▶ [DIRECTION] Transcribe the records that follow, preserving every word.
::::
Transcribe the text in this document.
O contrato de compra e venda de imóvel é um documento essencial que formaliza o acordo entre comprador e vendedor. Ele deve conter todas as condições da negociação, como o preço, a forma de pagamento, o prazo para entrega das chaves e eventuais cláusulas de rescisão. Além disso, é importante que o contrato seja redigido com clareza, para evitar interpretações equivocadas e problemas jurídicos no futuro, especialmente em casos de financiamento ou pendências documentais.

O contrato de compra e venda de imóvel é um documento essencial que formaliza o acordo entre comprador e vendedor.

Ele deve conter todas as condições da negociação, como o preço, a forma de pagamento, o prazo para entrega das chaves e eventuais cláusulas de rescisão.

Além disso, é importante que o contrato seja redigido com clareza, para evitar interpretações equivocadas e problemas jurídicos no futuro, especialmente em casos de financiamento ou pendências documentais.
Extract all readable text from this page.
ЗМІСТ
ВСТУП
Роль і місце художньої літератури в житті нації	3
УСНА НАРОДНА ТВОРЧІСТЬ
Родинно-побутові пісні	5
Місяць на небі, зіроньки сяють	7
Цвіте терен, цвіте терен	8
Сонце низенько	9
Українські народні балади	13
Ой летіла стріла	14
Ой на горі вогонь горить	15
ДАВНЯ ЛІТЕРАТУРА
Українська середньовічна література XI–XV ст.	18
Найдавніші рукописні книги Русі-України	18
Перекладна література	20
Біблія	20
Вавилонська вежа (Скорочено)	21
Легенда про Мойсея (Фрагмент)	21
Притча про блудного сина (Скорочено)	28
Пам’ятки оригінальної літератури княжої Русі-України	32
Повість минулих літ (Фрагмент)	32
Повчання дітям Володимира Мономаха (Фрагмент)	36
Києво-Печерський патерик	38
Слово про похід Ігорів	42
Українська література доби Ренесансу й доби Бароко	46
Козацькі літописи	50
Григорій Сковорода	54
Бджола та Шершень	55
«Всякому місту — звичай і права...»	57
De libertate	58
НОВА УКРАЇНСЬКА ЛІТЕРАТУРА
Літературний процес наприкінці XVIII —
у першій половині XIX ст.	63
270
::::
▶ [ANSWER TO THE PROBLEM]
Transcribe the text in this document.
O contrato de compra e venda de imóvel é um documento essencial que formaliza o acordo entre comprador e vendedor. Ele deve conter todas as condições da negociação, como o preço, a forma de pagamento, o prazo para entrega das chaves e eventuais cláusulas de rescisão. Além disso, é importante que o contrato seja redigido com clareza, para evitar interpretações equivocadas e problemas jurídicos no futuro, especialmente em casos de financiamento ou pendências documentais.

O contrato de compra e venda de imóvel é um documento essencial que formaliza o acordo entre comprador e vendedor.

Ele deve conter todas as condições da negociação, como o preço, a forma de pagamento, o prazo para entrega das chaves e eventuais cláusulas de rescisão.

Além disso, é importante que o contrato seja redigido com clareza, para evitar interpretações equivocadas e problemas jurídicos no futuro, especialmente em casos de financiamento ou pendências documentais.
Extract all readable text from this page.
ЗМІСТ
ВСТУП
Роль і місце художньої літератури в житті нації	3
УСНА НАРОДНА ТВОРЧІСТЬ
Родинно-побутові пісні	5
Місяць на небі, зіроньки сяють	7
Цвіте терен, цвіте терен	8
Сонце низенько	9
Українські народні балади	13
Ой летіла стріла	14
Ой на горі вогонь горить	15
ДАВНЯ ЛІТЕРАТУРА
Українська середньовічна література XI–XV ст.	18
Найдавніші рукописні книги Русі-України	18
Перекладна література	20
Біблія	20
Вавилонська вежа (Скорочено)	21
Легенда про Мойсея (Фрагмент)	21
Притча про блудного сина (Скорочено)	28
Пам’ятки оригінальної літератури княжої Русі-України	32
Повість минулих літ (Фрагмент)	32
Повчання дітям Володимира Мономаха (Фрагмент)	36
Києво-Печерський патерик	38
Слово про похід Ігорів	42
Українська література доби Ренесансу й доби Бароко	46
Козацькі літописи	50
Григорій Сковорода	54
Бджола та Шершень	55
«Всякому місту — звичай і права...»	57
De libertate	58
НОВА УКРАЇНСЬКА ЛІТЕРАТУРА
Літературний процес наприкінці XVIII —
у першій половині XIX ст.	63
270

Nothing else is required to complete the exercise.